▶ _Data entries_
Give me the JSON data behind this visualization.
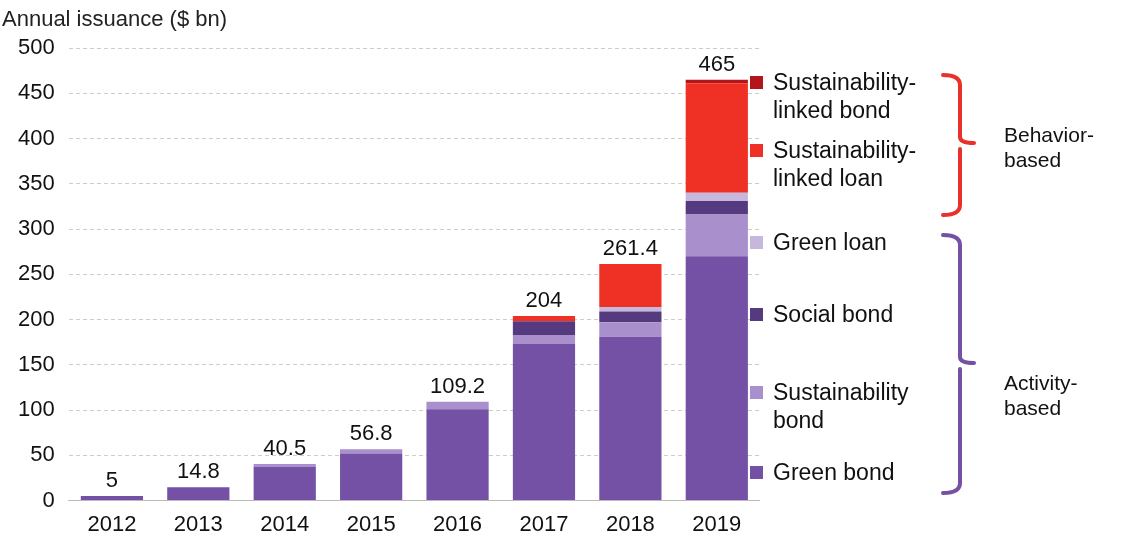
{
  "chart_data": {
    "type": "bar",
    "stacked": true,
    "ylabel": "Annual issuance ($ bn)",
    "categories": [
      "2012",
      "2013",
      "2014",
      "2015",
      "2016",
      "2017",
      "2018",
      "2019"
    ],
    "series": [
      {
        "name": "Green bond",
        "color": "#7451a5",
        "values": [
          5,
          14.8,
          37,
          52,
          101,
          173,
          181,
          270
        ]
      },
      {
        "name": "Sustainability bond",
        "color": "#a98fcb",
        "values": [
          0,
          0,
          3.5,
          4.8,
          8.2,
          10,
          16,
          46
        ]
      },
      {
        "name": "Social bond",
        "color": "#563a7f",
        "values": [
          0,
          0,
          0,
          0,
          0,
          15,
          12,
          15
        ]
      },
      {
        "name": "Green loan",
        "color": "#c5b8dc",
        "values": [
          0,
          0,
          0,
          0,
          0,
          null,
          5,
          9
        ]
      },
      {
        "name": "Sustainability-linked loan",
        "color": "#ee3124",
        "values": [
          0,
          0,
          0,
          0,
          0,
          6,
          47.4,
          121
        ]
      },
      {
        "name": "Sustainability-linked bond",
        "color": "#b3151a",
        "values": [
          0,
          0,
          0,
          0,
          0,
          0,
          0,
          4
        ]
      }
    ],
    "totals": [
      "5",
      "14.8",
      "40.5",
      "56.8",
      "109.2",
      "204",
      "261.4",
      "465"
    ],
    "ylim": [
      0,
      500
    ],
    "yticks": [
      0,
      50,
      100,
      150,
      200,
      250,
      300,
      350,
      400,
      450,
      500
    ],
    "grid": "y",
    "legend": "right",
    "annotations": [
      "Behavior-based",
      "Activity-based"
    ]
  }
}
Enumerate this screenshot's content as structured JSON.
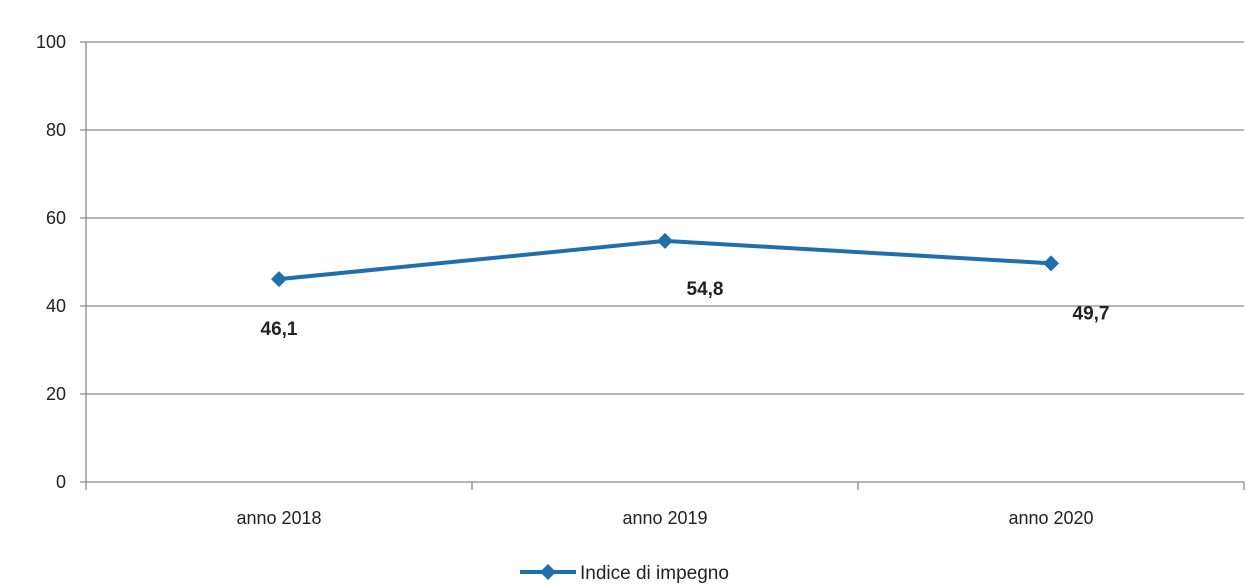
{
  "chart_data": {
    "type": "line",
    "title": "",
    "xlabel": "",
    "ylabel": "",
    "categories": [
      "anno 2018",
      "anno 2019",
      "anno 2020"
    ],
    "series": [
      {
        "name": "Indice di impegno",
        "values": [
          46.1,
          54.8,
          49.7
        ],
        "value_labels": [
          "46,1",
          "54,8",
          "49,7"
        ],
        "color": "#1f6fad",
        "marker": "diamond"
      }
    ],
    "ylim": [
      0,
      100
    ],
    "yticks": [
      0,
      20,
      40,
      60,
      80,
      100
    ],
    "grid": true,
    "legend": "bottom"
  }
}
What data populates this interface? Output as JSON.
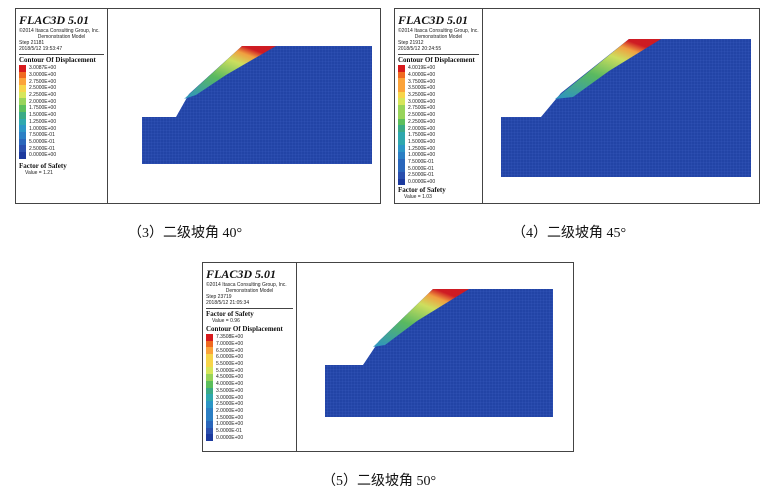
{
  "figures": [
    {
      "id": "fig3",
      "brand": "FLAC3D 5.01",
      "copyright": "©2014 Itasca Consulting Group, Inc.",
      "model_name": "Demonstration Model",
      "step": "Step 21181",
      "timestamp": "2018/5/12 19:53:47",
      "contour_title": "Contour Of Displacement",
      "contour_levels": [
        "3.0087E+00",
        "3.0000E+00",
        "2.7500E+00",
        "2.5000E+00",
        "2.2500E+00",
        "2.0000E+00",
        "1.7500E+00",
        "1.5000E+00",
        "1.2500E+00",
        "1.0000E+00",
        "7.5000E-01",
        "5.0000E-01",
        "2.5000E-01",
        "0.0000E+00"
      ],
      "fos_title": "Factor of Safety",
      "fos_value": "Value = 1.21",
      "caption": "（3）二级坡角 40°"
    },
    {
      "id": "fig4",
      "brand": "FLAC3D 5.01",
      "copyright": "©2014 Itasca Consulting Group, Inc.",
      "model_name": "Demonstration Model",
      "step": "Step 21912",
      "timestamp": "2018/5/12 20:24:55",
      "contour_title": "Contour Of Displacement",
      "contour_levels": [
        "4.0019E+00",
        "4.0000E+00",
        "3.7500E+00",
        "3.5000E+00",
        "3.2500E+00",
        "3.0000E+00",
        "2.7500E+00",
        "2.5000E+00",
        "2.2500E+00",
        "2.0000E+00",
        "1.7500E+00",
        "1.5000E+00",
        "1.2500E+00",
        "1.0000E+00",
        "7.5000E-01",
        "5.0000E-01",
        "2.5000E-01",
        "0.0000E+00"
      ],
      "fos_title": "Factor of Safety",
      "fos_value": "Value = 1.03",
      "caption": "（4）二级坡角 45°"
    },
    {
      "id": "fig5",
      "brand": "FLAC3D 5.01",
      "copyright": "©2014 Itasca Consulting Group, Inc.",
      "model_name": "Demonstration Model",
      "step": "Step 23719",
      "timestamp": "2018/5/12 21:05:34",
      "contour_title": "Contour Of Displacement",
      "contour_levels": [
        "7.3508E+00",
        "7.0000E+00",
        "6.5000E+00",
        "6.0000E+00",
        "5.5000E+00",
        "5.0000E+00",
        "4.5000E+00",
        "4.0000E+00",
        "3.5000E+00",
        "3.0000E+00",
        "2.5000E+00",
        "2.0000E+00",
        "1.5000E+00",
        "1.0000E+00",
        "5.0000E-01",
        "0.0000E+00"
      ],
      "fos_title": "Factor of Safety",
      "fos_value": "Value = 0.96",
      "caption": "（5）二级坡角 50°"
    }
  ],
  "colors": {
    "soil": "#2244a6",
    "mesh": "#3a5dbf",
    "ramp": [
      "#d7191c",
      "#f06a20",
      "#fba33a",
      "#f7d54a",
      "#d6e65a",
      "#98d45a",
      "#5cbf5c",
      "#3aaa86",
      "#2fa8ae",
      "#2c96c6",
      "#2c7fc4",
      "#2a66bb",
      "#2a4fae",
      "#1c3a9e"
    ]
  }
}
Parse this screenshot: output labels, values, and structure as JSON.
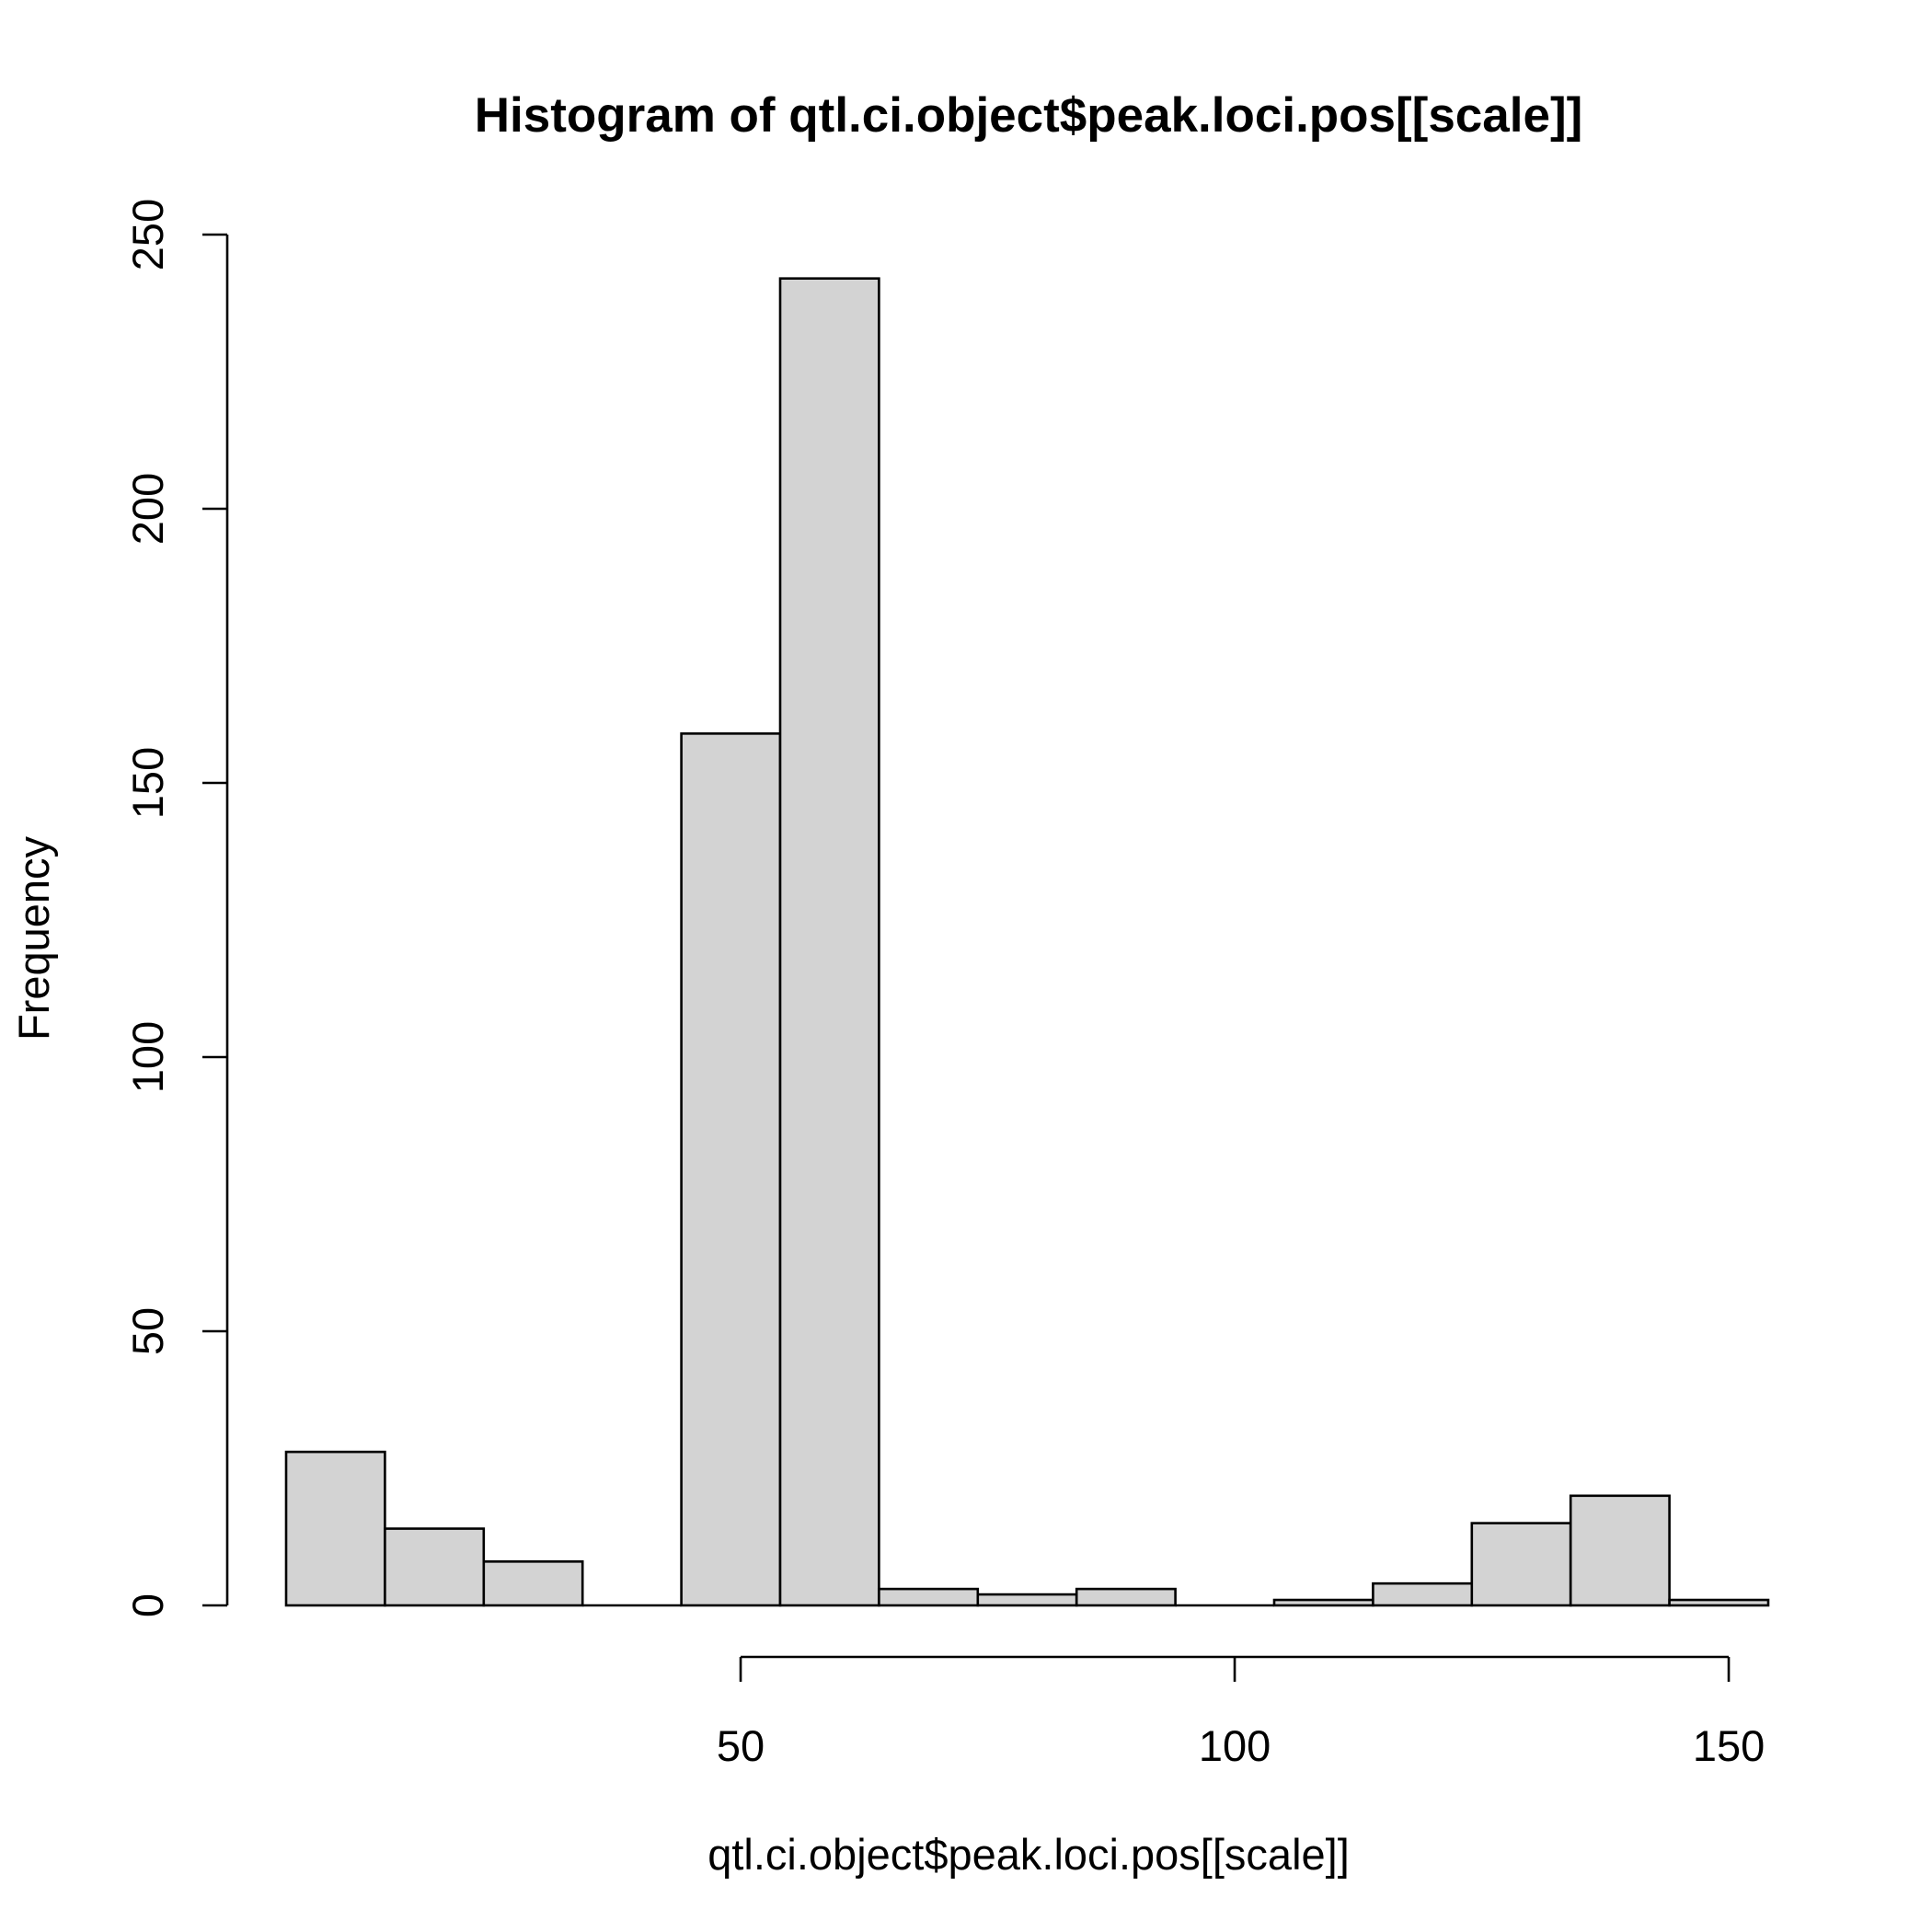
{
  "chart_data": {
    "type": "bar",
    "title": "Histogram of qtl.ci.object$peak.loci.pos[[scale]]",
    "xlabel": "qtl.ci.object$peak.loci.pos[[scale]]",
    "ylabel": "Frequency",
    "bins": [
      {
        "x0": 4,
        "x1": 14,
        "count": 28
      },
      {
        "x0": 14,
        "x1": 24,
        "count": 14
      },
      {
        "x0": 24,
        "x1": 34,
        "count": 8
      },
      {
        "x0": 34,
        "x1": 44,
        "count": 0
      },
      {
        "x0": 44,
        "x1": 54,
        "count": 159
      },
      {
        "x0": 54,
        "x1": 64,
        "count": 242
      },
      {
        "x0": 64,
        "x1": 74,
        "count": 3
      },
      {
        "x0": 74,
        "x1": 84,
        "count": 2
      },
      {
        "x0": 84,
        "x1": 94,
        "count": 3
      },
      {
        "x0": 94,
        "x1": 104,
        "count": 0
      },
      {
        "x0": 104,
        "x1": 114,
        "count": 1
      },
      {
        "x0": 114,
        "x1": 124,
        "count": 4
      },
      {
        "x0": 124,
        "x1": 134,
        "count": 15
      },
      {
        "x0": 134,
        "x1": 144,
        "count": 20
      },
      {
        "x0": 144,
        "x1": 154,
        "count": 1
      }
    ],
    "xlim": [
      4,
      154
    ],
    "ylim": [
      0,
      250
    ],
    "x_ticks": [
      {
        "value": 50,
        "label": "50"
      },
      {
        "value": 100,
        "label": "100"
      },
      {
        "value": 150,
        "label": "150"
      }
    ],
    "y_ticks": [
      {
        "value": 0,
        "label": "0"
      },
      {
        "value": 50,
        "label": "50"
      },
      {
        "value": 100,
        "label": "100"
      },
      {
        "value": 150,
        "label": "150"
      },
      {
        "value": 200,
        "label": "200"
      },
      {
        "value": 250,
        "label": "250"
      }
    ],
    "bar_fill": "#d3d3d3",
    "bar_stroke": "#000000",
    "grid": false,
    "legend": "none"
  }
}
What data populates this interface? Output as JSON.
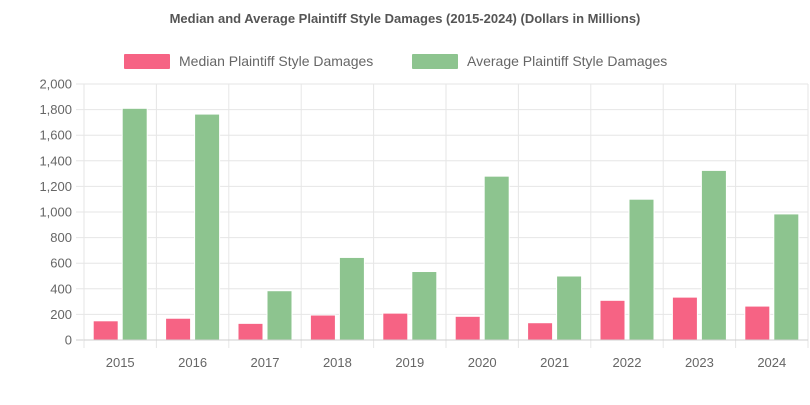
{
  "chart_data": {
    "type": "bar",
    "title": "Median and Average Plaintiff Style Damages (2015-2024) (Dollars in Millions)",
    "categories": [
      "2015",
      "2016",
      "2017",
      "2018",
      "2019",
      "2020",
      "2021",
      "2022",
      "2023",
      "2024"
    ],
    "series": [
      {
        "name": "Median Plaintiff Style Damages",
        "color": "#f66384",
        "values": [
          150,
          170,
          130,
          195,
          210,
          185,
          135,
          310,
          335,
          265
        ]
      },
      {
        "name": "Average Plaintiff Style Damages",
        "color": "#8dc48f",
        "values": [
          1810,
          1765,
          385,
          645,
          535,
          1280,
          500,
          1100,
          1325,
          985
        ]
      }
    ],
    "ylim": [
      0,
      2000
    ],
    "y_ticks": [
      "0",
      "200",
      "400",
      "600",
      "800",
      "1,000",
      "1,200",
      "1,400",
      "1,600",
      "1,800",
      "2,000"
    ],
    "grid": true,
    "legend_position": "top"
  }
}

▶ _Problem to solve_
From the data above, copy each line that holds "object".

▶ _Exercise output_
    "title": "Histogram of qtl.ci.object$peak.loci.pos[[scale]]",
    "xlabel": "qtl.ci.object$peak.loci.pos[[scale]]",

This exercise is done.